(Data entries)
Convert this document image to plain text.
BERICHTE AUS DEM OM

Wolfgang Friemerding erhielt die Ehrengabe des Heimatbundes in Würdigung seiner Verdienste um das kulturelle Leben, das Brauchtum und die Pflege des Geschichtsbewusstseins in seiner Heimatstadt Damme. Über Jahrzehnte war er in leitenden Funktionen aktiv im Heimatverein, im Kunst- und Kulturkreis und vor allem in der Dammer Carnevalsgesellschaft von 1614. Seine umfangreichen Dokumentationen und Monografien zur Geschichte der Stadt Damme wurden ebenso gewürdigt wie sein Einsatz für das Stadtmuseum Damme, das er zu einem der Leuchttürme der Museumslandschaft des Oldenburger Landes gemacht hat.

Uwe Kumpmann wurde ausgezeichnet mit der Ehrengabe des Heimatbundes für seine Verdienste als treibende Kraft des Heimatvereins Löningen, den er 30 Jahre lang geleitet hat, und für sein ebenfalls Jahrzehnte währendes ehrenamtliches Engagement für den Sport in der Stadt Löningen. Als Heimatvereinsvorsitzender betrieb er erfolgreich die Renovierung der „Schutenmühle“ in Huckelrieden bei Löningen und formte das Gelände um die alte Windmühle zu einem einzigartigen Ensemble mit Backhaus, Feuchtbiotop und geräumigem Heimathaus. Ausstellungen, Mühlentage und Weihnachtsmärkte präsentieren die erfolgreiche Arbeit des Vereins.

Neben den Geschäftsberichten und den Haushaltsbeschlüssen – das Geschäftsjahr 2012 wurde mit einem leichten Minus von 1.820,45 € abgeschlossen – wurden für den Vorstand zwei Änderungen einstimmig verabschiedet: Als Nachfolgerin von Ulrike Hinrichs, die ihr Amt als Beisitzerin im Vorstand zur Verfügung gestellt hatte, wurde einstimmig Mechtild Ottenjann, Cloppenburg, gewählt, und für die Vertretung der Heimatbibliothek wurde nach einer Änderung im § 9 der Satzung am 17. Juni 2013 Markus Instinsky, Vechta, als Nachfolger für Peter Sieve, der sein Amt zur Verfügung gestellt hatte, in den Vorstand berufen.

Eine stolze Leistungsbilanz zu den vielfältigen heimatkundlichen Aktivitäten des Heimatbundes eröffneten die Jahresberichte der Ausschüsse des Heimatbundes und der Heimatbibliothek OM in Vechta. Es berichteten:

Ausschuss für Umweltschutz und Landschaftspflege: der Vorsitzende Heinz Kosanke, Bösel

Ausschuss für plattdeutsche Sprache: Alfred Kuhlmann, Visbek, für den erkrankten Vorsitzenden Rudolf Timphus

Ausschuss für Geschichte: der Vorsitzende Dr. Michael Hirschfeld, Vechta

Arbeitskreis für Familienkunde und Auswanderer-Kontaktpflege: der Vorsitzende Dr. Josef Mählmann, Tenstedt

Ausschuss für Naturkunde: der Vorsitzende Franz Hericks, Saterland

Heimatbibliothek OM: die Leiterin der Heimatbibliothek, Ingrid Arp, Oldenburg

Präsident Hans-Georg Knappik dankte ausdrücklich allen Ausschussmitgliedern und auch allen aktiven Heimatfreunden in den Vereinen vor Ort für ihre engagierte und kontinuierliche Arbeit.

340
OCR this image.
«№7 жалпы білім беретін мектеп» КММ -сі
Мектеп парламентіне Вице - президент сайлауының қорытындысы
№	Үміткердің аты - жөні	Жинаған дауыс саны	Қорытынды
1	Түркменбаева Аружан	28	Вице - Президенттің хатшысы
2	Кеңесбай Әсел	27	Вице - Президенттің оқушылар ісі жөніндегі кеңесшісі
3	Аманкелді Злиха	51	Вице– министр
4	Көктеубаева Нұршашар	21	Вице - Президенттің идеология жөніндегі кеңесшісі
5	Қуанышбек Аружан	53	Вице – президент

*The request:* Once more, set down the full listing, verbatim.

*Reply to the exercise:*
Convert this document image to plain text.
BERICHTE AUS DEM OM

Wolfgang Friemerding erhielt die Ehrengabe des Heimatbundes in Würdigung seiner Verdienste um das kulturelle Leben, das Brauchtum und die Pflege des Geschichtsbewusstseins in seiner Heimatstadt Damme. Über Jahrzehnte war er in leitenden Funktionen aktiv im Heimatverein, im Kunst- und Kulturkreis und vor allem in der Dammer Carnevalsgesellschaft von 1614. Seine umfangreichen Dokumentationen und Monografien zur Geschichte der Stadt Damme wurden ebenso gewürdigt wie sein Einsatz für das Stadtmuseum Damme, das er zu einem der Leuchttürme der Museumslandschaft des Oldenburger Landes gemacht hat.

Uwe Kumpmann wurde ausgezeichnet mit der Ehrengabe des Heimatbundes für seine Verdienste als treibende Kraft des Heimatvereins Löningen, den er 30 Jahre lang geleitet hat, und für sein ebenfalls Jahrzehnte währendes ehrenamtliches Engagement für den Sport in der Stadt Löningen. Als Heimatvereinsvorsitzender betrieb er erfolgreich die Renovierung der „Schutenmühle“ in Huckelrieden bei Löningen und formte das Gelände um die alte Windmühle zu einem einzigartigen Ensemble mit Backhaus, Feuchtbiotop und geräumigem Heimathaus. Ausstellungen, Mühlentage und Weihnachtsmärkte präsentieren die erfolgreiche Arbeit des Vereins.

Neben den Geschäftsberichten und den Haushaltsbeschlüssen – das Geschäftsjahr 2012 wurde mit einem leichten Minus von 1.820,45 € abgeschlossen – wurden für den Vorstand zwei Änderungen einstimmig verabschiedet: Als Nachfolgerin von Ulrike Hinrichs, die ihr Amt als Beisitzerin im Vorstand zur Verfügung gestellt hatte, wurde einstimmig Mechtild Ottenjann, Cloppenburg, gewählt, und für die Vertretung der Heimatbibliothek wurde nach einer Änderung im § 9 der Satzung am 17. Juni 2013 Markus Instinsky, Vechta, als Nachfolger für Peter Sieve, der sein Amt zur Verfügung gestellt hatte, in den Vorstand berufen.

Eine stolze Leistungsbilanz zu den vielfältigen heimatkundlichen Aktivitäten des Heimatbundes eröffneten die Jahresberichte der Ausschüsse des Heimatbundes und der Heimatbibliothek OM in Vechta. Es berichteten:

Ausschuss für Umweltschutz und Landschaftspflege: der Vorsitzende Heinz Kosanke, Bösel

Ausschuss für plattdeutsche Sprache: Alfred Kuhlmann, Visbek, für den erkrankten Vorsitzenden Rudolf Timphus

Ausschuss für Geschichte: der Vorsitzende Dr. Michael Hirschfeld, Vechta

Arbeitskreis für Familienkunde und Auswanderer-Kontaktpflege: der Vorsitzende Dr. Josef Mählmann, Tenstedt

Ausschuss für Naturkunde: der Vorsitzende Franz Hericks, Saterland

Heimatbibliothek OM: die Leiterin der Heimatbibliothek, Ingrid Arp, Oldenburg

Präsident Hans-Georg Knappik dankte ausdrücklich allen Ausschussmitgliedern und auch allen aktiven Heimatfreunden in den Vereinen vor Ort für ihre engagierte und kontinuierliche Arbeit.

340
OCR this image.
«№7 жалпы білім беретін мектеп» КММ -сі
Мектеп парламентіне Вице - президент сайлауының қорытындысы
№	Үміткердің аты - жөні	Жинаған дауыс саны	Қорытынды
1	Түркменбаева Аружан	28	Вице - Президенттің хатшысы
2	Кеңесбай Әсел	27	Вице - Президенттің оқушылар ісі жөніндегі кеңесшісі
3	Аманкелді Злиха	51	Вице– министр
4	Көктеубаева Нұршашар	21	Вице - Президенттің идеология жөніндегі кеңесшісі
5	Қуанышбек Аружан	53	Вице – президент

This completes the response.